### Texto mostrado
# hacienda no me ha devuelto 2011, que pasa?



## Lorca83 (12 Sep 2011)

hola, no saia donde abrir este tema, el caso es que me ha salido a devolver unos 500€, pero nada, haciena todavia no me ha devuelto ls pasta e hice la declaracion en junio

alguein sabe que esta pasando con mi declaracion? que proceso se hace? te investigan la cuenta bancaria y los movimientos o como va esto? tieenen que informarme de que me estan mirando la cuenta o ni si quiero eso¿

ando corto y necesito la pasta joder


----------



## vertedero (12 Sep 2011)

Igual es que te van a ins*p*eccionar, a un c*ole*ga le pasó eso, no le daban la pasta hasta que tuvo una agradable sorpresa... en forma de inspección :ouch:


----------



## Eldenegro (12 Sep 2011)

Tengo un amigo al que todavia no le han devuelto (bueno, y su empresa tampoco ha pagado a los trabajadores la paga extra de verano)

A mi me salio a devolver este año (80 euros, pero bueno) y la hice desde abril con certificado electronico. En una semana tuve el ingreso en la cuenta. No se que ha pasado despues


----------



## currito (12 Sep 2011)

A mí me lo ingresaron 2 semanas después de hacerla.


----------



## Money Maker (12 Sep 2011)

En teoría te pueden pagar hasta fin de año. A mi me han pagado la del año pasado hace 2 semanas. Había algunas salvedades y tuve que presentar documentación. Lo peor es que vas a la delegación y sólo te dicen: "Está en tramitación...".


----------



## ulisesland (12 Sep 2011)

primero, si expirado agosto no te han pagado es que te han retenido por algun filtro de control, puede que te soliciten algun papel o que lo comprueben ellos sin mas. Hacienda dice que el 30 de agosto habia devuelto el 90% de las declaraciones.

### Datos proporcionados

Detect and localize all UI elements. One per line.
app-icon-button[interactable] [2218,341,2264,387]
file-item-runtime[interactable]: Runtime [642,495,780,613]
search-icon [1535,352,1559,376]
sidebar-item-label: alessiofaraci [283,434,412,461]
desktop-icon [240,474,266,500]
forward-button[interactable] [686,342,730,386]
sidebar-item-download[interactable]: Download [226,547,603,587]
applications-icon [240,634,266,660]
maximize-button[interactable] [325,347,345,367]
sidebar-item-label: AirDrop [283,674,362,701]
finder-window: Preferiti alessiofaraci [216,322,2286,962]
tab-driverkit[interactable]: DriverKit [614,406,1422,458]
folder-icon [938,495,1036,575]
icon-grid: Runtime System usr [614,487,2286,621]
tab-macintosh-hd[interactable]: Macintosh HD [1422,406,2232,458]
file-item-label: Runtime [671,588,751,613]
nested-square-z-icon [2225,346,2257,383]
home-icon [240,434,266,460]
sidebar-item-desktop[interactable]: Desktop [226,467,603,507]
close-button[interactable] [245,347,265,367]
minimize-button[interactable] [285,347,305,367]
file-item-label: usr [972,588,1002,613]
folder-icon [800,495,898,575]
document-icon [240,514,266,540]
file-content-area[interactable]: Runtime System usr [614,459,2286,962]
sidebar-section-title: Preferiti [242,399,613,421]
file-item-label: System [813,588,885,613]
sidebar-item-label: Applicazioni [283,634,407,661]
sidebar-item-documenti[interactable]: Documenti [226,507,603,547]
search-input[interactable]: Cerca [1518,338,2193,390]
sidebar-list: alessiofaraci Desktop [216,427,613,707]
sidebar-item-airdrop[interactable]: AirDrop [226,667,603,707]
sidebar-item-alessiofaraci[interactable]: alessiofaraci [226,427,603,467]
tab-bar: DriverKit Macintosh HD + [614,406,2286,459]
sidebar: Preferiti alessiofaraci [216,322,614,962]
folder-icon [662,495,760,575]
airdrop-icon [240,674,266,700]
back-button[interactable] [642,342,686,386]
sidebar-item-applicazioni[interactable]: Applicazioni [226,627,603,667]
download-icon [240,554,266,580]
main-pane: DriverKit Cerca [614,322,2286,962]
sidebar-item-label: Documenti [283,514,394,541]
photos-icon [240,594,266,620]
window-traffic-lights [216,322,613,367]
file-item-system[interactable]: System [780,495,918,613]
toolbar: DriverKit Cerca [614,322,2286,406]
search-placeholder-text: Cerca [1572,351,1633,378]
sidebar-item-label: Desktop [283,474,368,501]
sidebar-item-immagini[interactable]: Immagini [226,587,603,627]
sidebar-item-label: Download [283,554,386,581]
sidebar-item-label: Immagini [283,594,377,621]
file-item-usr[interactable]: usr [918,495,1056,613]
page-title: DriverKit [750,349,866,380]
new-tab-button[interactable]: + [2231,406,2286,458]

### Tareas
**1.** Según el hilo sobre la devolución de Hacienda, ¿qué porcentaje de las declaraciones había devuelto Hacienda el 30 de agosto?
**2.** Continúa, por favor, el hilo sobre la devolución de Hacienda a partir del punto en que termina.
Los datos provienen de otra fuente.

### Resultados del ejercicio
**1.** El 90% de las declaraciones.

**2.**
Para informarte de que te pasa puedes llamar a l 901121224, necesitas saber el importe exacto de la devol solicitada, te contesta una maquina y la informacion aqui es pobre y lenta. 
Tambien te puedes informar en www. agenciatributaria.es. seleccionas renta2010 alli primero cosultas relativas a su declaracion, y luego consultas relativas al estado de su solicitudd de devolucion, necesitas rellenar unos datos para acceder al expediente que son tu dni,, tu apellido y p ej una opcion si no tienes la ref de tu declaracion que es el importe de una casilla, tienes que tener la declaracion a mano o busca en tu borrador el numero de referencia. Te pueden contestar que se esta tramitantdo, eso es nada; otra opcion es que se esta comprobando, esta significa eso; que estan comprobando algo; lo siguiente es que tu declaracion se estima correcta y en los proximos dias se ordenara el pago, en una semana te dice que tu declaracion ha sido emitida en tal dia y en 3 dias o asi esta la pasta. Otra opcion es que el mensaje diga que tu declaracion ha sido tramitada por los organos de gestion no estimandose correcta... en ese caso te llegara una paralela a tu domicio fiscal.... resumen, si quieres mas informacion vas a tu agencia a ultima o primera hora y pones cara de tonto a ver que te dicen, seguramente te orientan y te repiten que tienen plazo hasta el 31/12. A mi tampoco me han devuelto por tercera campaña seguida, la semana pasada cambio el mensaje por el de ya lo estimamos correcto y ahora me toca esperar como otro semana para cobrar... y eso que este año han sido mas madrugadores que los dos antereriores en lo que me devolvieron en noviembre!! saludos


----------



## Leroy (12 Sep 2011)

Yo estoy igual hamijo, me deben unos 500 y pico de euros y ya me está mosqueando esto un poco... he pensado que debe ser porque están investigando, pero hay gente que me ha dicho que es porque andan cortos de pasta.
En años pasados solían tardar una semana en hacerme el ingreso.


----------



## tucapital.es (12 Sep 2011)

El año pasado hubo a gente que nos les devolvieron hasta diciembre...

Salu2.


----------



## Berebere (12 Sep 2011)

No te pueden devolver 2011 porque eso se liquida en 2012.

::

Si te refieres a 2010, el ingreso te lo harán seguramente a una o dos semanas de las elecciones.


----------



## Lorca83 (12 Sep 2011)

ulisesland dijo:


> primero, si expirado agosto no te han pagado es que te han retenido por algun filtro de control, puede que te soliciten algun papel o que lo comprueben ellos sin mas. Hacienda dice que el 30 de agosto habia devuelto el 90% de las declaraciones.
> Para informarte de que te pasa puedes llamar a l 901121224, necesitas saber el importe exacto de la devol solicitada, te contesta una maquina y la informacion aqui es pobre y lenta.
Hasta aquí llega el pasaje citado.